## Stored rows
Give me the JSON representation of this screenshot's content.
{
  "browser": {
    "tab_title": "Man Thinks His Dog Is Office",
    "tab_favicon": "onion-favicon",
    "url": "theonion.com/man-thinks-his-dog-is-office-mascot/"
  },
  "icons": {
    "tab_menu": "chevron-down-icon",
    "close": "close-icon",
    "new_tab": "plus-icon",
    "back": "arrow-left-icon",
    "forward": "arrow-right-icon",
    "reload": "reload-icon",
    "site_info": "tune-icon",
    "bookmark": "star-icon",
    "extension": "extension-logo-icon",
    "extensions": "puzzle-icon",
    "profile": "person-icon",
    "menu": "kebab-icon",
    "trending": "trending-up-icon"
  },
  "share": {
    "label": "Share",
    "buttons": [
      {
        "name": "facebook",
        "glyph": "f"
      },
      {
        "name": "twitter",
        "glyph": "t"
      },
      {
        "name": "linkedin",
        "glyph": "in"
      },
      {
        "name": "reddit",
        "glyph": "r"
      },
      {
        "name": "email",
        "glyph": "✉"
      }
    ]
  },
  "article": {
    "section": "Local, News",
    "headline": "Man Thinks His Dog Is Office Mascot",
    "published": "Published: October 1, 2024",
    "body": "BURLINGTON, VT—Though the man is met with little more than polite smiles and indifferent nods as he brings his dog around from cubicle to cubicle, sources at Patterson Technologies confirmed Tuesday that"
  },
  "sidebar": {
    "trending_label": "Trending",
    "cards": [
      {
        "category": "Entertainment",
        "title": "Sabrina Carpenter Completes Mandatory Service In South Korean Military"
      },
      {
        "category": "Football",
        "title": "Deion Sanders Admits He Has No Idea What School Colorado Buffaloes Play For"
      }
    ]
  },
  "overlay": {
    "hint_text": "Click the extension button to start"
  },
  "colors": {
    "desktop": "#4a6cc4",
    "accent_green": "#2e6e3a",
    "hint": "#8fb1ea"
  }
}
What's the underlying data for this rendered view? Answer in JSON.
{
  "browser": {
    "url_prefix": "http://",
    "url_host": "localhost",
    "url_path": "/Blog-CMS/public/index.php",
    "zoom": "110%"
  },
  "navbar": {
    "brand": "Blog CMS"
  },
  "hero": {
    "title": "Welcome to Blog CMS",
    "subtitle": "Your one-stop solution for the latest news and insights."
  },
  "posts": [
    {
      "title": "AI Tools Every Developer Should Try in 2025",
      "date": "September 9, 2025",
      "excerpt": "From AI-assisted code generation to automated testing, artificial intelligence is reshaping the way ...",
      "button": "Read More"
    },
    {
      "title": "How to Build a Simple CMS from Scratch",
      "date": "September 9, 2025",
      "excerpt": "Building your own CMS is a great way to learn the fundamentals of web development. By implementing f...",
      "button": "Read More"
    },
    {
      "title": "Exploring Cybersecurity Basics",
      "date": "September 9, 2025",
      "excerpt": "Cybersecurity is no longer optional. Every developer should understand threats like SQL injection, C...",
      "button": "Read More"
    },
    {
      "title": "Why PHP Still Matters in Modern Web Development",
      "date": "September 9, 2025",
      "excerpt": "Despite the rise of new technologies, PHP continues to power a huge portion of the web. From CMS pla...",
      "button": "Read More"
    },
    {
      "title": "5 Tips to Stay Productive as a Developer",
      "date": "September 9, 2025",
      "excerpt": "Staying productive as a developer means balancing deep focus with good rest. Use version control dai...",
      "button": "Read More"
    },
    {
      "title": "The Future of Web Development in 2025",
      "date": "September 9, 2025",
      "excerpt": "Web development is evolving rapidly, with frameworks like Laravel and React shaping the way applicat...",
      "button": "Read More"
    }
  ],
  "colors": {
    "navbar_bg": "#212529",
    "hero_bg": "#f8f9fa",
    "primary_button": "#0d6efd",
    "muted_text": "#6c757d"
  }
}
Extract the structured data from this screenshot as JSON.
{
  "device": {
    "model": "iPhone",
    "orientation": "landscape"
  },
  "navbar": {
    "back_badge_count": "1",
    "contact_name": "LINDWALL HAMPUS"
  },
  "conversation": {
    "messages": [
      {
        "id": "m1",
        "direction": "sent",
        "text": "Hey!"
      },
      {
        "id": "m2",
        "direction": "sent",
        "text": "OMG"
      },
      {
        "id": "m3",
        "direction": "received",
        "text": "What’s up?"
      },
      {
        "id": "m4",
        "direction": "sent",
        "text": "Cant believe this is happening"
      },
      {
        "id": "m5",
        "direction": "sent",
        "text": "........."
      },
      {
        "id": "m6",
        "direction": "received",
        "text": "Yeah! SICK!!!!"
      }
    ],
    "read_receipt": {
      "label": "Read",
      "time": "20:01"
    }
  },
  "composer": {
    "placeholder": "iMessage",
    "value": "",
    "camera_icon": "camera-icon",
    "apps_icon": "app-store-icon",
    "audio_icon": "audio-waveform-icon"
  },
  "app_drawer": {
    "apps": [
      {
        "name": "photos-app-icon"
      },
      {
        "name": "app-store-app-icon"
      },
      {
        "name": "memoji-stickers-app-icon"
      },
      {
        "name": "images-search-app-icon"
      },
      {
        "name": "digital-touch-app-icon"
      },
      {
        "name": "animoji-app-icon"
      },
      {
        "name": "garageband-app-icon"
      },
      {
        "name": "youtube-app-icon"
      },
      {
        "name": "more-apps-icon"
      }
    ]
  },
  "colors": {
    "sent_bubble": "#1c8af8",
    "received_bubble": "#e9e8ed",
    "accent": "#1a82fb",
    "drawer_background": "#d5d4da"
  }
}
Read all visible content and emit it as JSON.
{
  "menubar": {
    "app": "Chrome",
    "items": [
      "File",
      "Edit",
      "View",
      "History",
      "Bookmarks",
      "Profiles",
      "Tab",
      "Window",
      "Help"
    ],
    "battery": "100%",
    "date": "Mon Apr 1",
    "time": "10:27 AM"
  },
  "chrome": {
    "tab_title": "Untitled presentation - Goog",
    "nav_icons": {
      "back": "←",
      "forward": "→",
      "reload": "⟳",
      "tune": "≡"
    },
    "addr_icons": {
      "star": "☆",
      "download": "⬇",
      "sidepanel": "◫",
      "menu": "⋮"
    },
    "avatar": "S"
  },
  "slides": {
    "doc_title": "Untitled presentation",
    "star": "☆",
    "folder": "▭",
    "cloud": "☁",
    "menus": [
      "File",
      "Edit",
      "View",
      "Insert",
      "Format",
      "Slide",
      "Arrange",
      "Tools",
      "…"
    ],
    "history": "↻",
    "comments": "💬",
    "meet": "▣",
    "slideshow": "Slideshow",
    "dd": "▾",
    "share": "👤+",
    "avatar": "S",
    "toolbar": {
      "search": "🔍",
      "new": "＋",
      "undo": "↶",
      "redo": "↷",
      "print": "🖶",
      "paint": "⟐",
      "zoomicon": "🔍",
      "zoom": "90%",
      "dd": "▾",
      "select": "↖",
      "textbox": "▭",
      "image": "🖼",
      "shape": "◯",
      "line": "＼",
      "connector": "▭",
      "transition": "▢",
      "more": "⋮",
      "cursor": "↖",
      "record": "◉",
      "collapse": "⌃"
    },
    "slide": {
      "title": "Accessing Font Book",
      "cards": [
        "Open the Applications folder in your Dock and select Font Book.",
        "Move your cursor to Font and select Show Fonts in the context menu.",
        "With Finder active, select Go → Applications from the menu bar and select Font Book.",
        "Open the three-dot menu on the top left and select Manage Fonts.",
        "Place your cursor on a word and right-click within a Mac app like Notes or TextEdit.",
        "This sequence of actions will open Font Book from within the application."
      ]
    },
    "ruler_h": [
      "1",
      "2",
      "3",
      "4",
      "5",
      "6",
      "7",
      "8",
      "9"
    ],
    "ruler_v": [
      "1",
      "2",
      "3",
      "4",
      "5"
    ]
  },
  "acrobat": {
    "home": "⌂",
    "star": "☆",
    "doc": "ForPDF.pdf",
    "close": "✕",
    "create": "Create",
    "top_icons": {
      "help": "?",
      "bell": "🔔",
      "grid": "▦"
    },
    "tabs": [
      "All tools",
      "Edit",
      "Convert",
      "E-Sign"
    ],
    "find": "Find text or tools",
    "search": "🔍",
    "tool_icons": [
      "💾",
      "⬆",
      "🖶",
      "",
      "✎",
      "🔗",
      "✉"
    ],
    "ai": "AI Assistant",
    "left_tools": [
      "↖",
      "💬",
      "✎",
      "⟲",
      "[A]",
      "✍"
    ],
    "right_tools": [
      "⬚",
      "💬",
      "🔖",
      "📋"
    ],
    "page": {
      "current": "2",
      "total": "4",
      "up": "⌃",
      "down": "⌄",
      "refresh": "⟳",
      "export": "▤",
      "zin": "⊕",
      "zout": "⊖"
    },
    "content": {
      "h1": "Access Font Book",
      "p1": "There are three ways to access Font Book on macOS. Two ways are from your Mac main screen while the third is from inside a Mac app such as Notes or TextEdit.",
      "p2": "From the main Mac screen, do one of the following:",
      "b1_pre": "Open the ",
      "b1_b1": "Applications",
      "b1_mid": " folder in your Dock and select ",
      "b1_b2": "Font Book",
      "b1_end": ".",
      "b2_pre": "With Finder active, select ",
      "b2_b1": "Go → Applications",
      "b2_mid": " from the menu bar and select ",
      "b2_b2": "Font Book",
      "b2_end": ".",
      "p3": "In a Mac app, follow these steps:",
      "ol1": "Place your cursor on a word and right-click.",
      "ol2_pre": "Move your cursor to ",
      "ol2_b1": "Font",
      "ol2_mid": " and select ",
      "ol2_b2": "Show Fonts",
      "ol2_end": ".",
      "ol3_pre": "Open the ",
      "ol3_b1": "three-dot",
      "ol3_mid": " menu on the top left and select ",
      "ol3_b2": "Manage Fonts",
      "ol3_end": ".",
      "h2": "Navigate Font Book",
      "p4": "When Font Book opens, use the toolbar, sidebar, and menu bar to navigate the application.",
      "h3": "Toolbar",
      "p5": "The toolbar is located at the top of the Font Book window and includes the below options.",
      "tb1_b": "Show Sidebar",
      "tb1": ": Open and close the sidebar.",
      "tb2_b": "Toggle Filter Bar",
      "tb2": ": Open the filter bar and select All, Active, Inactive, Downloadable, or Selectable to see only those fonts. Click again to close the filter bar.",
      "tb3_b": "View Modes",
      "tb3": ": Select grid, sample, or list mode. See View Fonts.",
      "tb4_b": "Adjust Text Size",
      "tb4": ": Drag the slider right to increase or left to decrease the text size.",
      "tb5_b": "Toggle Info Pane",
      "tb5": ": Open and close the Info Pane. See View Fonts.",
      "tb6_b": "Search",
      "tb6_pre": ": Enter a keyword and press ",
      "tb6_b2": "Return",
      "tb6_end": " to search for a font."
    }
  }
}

## Required work
How many lines in the records above contain the word "data"? Reply with the number and nothing more.

## Result of the task
2